• _Exercise aim_
Word for word, restate every line of the listing that follows.

• _Source records_
┏━━

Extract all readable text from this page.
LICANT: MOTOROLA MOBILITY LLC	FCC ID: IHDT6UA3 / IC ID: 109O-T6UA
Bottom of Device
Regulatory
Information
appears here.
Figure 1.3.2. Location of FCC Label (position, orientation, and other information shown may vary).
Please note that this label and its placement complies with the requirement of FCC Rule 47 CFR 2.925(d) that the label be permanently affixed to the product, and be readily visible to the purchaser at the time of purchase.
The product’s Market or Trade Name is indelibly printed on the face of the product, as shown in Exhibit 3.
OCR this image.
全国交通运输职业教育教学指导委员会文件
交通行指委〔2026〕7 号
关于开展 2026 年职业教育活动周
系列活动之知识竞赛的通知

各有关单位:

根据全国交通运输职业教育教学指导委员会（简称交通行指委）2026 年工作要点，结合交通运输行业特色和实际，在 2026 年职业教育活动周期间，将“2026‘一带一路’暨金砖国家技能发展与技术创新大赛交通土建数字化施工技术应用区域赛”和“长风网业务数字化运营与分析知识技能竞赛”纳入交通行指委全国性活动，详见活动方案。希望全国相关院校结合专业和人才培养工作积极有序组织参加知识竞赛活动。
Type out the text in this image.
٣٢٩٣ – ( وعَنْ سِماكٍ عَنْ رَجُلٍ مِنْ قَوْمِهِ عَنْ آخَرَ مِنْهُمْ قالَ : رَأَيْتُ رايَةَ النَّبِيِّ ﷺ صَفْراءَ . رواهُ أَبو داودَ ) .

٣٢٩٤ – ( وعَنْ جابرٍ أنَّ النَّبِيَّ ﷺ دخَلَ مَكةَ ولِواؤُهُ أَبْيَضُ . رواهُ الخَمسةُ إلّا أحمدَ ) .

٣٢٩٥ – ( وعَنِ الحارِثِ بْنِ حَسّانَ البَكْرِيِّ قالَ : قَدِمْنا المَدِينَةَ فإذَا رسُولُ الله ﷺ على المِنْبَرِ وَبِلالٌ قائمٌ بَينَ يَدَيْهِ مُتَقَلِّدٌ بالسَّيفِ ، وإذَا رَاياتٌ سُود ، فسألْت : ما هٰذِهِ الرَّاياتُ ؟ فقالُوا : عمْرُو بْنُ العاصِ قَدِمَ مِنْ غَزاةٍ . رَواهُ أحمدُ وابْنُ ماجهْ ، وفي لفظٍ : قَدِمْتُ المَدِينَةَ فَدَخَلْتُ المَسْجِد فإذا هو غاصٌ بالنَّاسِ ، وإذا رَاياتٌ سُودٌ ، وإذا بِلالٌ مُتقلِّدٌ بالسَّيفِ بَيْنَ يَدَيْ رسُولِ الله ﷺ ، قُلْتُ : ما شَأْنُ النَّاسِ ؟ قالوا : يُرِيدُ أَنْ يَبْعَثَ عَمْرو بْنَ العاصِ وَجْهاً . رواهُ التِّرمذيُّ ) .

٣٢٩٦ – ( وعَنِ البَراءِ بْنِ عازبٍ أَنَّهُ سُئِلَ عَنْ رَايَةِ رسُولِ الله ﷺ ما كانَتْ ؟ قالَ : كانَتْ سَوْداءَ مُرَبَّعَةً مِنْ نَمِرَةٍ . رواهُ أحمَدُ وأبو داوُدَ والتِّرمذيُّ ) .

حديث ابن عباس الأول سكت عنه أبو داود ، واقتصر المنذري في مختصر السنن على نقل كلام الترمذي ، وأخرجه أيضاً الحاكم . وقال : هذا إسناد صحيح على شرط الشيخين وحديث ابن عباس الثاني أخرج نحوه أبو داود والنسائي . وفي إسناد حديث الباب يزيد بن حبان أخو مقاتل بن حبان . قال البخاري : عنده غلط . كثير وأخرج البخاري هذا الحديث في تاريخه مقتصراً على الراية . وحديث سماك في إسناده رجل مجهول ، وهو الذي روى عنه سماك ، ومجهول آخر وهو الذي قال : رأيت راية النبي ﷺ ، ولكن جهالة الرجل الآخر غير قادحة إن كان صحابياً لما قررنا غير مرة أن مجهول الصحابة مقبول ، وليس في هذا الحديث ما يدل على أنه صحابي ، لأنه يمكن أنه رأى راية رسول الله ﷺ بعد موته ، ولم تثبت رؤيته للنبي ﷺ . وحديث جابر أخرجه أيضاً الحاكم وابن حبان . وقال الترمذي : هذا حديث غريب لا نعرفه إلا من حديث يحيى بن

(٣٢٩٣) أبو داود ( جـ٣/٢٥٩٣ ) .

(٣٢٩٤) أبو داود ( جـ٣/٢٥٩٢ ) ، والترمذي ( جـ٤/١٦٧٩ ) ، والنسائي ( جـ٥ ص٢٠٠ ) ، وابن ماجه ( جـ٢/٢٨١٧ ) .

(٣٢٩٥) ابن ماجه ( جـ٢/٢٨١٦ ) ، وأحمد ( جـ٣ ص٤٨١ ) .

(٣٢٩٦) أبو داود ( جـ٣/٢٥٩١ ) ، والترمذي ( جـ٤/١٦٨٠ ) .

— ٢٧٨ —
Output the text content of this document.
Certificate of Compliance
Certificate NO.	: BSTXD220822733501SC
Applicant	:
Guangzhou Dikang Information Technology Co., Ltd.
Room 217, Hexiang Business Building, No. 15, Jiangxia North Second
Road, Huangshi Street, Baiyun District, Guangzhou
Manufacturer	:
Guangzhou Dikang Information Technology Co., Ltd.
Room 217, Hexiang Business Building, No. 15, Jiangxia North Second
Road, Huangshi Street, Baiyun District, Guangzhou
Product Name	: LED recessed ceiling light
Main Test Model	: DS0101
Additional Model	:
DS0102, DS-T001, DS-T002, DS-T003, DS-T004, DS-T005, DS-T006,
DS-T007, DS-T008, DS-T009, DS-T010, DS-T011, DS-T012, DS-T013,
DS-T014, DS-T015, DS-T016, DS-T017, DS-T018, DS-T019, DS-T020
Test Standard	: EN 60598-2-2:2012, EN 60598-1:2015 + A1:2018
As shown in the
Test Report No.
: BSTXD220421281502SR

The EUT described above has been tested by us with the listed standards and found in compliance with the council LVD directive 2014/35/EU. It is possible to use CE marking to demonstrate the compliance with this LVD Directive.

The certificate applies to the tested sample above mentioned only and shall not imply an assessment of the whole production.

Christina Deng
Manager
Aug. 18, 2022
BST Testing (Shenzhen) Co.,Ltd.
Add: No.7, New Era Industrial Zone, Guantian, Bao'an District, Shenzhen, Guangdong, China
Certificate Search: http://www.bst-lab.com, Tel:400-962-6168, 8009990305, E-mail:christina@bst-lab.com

┗━━

• _Output for this exercise_
Extract all readable text from this page.
LICANT: MOTOROLA MOBILITY LLC	FCC ID: IHDT6UA3 / IC ID: 109O-T6UA
Bottom of Device
Regulatory
Information
appears here.
Figure 1.3.2. Location of FCC Label (position, orientation, and other information shown may vary).
Please note that this label and its placement complies with the requirement of FCC Rule 47 CFR 2.925(d) that the label be permanently affixed to the product, and be readily visible to the purchaser at the time of purchase.
The product’s Market or Trade Name is indelibly printed on the face of the product, as shown in Exhibit 3.
OCR this image.
全国交通运输职业教育教学指导委员会文件
交通行指委〔2026〕7 号
关于开展 2026 年职业教育活动周
系列活动之知识竞赛的通知

各有关单位:

根据全国交通运输职业教育教学指导委员会（简称交通行指委）2026 年工作要点，结合交通运输行业特色和实际，在 2026 年职业教育活动周期间，将“2026‘一带一路’暨金砖国家技能发展与技术创新大赛交通土建数字化施工技术应用区域赛”和“长风网业务数字化运营与分析知识技能竞赛”纳入交通行指委全国性活动，详见活动方案。希望全国相关院校结合专业和人才培养工作积极有序组织参加知识竞赛活动。
Type out the text in this image.
٣٢٩٣ – ( وعَنْ سِماكٍ عَنْ رَجُلٍ مِنْ قَوْمِهِ عَنْ آخَرَ مِنْهُمْ قالَ : رَأَيْتُ رايَةَ النَّبِيِّ ﷺ صَفْراءَ . رواهُ أَبو داودَ ) .

٣٢٩٤ – ( وعَنْ جابرٍ أنَّ النَّبِيَّ ﷺ دخَلَ مَكةَ ولِواؤُهُ أَبْيَضُ . رواهُ الخَمسةُ إلّا أحمدَ ) .

٣٢٩٥ – ( وعَنِ الحارِثِ بْنِ حَسّانَ البَكْرِيِّ قالَ : قَدِمْنا المَدِينَةَ فإذَا رسُولُ الله ﷺ على المِنْبَرِ وَبِلالٌ قائمٌ بَينَ يَدَيْهِ مُتَقَلِّدٌ بالسَّيفِ ، وإذَا رَاياتٌ سُود ، فسألْت : ما هٰذِهِ الرَّاياتُ ؟ فقالُوا : عمْرُو بْنُ العاصِ قَدِمَ مِنْ غَزاةٍ . رَواهُ أحمدُ وابْنُ ماجهْ ، وفي لفظٍ : قَدِمْتُ المَدِينَةَ فَدَخَلْتُ المَسْجِد فإذا هو غاصٌ بالنَّاسِ ، وإذا رَاياتٌ سُودٌ ، وإذا بِلالٌ مُتقلِّدٌ بالسَّيفِ بَيْنَ يَدَيْ رسُولِ الله ﷺ ، قُلْتُ : ما شَأْنُ النَّاسِ ؟ قالوا : يُرِيدُ أَنْ يَبْعَثَ عَمْرو بْنَ العاصِ وَجْهاً . رواهُ التِّرمذيُّ ) .

٣٢٩٦ – ( وعَنِ البَراءِ بْنِ عازبٍ أَنَّهُ سُئِلَ عَنْ رَايَةِ رسُولِ الله ﷺ ما كانَتْ ؟ قالَ : كانَتْ سَوْداءَ مُرَبَّعَةً مِنْ نَمِرَةٍ . رواهُ أحمَدُ وأبو داوُدَ والتِّرمذيُّ ) .

حديث ابن عباس الأول سكت عنه أبو داود ، واقتصر المنذري في مختصر السنن على نقل كلام الترمذي ، وأخرجه أيضاً الحاكم . وقال : هذا إسناد صحيح على شرط الشيخين وحديث ابن عباس الثاني أخرج نحوه أبو داود والنسائي . وفي إسناد حديث الباب يزيد بن حبان أخو مقاتل بن حبان . قال البخاري : عنده غلط . كثير وأخرج البخاري هذا الحديث في تاريخه مقتصراً على الراية . وحديث سماك في إسناده رجل مجهول ، وهو الذي روى عنه سماك ، ومجهول آخر وهو الذي قال : رأيت راية النبي ﷺ ، ولكن جهالة الرجل الآخر غير قادحة إن كان صحابياً لما قررنا غير مرة أن مجهول الصحابة مقبول ، وليس في هذا الحديث ما يدل على أنه صحابي ، لأنه يمكن أنه رأى راية رسول الله ﷺ بعد موته ، ولم تثبت رؤيته للنبي ﷺ . وحديث جابر أخرجه أيضاً الحاكم وابن حبان . وقال الترمذي : هذا حديث غريب لا نعرفه إلا من حديث يحيى بن

(٣٢٩٣) أبو داود ( جـ٣/٢٥٩٣ ) .

(٣٢٩٤) أبو داود ( جـ٣/٢٥٩٢ ) ، والترمذي ( جـ٤/١٦٧٩ ) ، والنسائي ( جـ٥ ص٢٠٠ ) ، وابن ماجه ( جـ٢/٢٨١٧ ) .

(٣٢٩٥) ابن ماجه ( جـ٢/٢٨١٦ ) ، وأحمد ( جـ٣ ص٤٨١ ) .

(٣٢٩٦) أبو داود ( جـ٣/٢٥٩١ ) ، والترمذي ( جـ٤/١٦٨٠ ) .

— ٢٧٨ —
Output the text content of this document.
Certificate of Compliance
Certificate NO.	: BSTXD220822733501SC
Applicant	:
Guangzhou Dikang Information Technology Co., Ltd.
Room 217, Hexiang Business Building, No. 15, Jiangxia North Second
Road, Huangshi Street, Baiyun District, Guangzhou
Manufacturer	:
Guangzhou Dikang Information Technology Co., Ltd.
Room 217, Hexiang Business Building, No. 15, Jiangxia North Second
Road, Huangshi Street, Baiyun District, Guangzhou
Product Name	: LED recessed ceiling light
Main Test Model	: DS0101
Additional Model	:
DS0102, DS-T001, DS-T002, DS-T003, DS-T004, DS-T005, DS-T006,
DS-T007, DS-T008, DS-T009, DS-T010, DS-T011, DS-T012, DS-T013,
DS-T014, DS-T015, DS-T016, DS-T017, DS-T018, DS-T019, DS-T020
Test Standard	: EN 60598-2-2:2012, EN 60598-1:2015 + A1:2018
As shown in the
Test Report No.
: BSTXD220421281502SR

The EUT described above has been tested by us with the listed standards and found in compliance with the council LVD directive 2014/35/EU. It is possible to use CE marking to demonstrate the compliance with this LVD Directive.

The certificate applies to the tested sample above mentioned only and shall not imply an assessment of the whole production.

Christina Deng
Manager
Aug. 18, 2022
BST Testing (Shenzhen) Co.,Ltd.
Add: No.7, New Era Industrial Zone, Guantian, Bao'an District, Shenzhen, Guangdong, China
Certificate Search: http://www.bst-lab.com, Tel:400-962-6168, 8009990305, E-mail:christina@bst-lab.com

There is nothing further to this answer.